In the records below, find each line with the word "lecting" and copy it.
──────
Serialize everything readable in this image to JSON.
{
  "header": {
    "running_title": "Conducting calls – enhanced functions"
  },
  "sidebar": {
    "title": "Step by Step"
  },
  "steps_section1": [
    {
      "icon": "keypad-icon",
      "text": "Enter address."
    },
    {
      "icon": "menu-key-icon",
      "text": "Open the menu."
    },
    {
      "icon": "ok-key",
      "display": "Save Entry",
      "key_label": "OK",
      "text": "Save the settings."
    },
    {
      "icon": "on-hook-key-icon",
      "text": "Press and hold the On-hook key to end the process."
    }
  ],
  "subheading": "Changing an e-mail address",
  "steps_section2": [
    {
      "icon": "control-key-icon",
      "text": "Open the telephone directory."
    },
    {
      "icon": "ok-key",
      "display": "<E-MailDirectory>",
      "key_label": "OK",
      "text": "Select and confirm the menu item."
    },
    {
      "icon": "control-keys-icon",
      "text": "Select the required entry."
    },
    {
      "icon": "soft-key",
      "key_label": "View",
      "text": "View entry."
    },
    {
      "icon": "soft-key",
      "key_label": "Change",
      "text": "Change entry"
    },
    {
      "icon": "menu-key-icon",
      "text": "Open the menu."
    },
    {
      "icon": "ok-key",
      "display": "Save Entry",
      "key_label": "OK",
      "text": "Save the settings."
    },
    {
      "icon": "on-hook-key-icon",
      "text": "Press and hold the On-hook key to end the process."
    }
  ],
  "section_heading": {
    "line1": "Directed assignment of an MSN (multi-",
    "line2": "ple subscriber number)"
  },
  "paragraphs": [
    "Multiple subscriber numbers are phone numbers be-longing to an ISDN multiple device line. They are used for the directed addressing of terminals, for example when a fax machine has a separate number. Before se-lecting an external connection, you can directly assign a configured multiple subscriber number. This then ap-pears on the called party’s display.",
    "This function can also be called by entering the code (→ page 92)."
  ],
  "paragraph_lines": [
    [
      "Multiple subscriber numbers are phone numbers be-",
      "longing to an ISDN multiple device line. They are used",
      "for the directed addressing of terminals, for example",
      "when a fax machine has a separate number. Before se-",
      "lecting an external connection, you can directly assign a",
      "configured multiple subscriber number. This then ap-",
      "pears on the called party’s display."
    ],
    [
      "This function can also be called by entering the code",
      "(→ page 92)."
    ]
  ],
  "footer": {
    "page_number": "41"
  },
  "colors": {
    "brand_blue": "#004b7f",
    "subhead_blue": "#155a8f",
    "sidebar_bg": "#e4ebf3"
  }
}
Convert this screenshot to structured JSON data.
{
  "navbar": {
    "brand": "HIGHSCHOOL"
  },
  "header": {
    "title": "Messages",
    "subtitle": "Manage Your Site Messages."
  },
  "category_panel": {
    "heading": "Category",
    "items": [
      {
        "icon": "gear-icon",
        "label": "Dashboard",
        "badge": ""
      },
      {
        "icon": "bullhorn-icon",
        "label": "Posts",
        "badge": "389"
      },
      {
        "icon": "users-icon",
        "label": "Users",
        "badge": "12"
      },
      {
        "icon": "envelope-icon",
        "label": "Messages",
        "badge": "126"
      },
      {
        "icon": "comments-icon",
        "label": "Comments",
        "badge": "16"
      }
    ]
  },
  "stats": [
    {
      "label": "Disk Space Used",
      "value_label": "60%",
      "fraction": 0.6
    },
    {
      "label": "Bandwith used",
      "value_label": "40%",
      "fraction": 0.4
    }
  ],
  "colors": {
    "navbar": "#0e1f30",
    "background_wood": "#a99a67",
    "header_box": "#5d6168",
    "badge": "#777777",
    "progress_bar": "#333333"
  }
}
──────
Task solution
    "Multiple subscriber numbers are phone numbers be-longing to an ISDN multiple device line. They are used for the directed addressing of terminals, for example when a fax machine has a separate number. Before se-lecting an external connection, you can directly assign a configured multiple subscriber number. This then ap-pears on the called party’s display.",
      "lecting an external connection, you can directly assign a",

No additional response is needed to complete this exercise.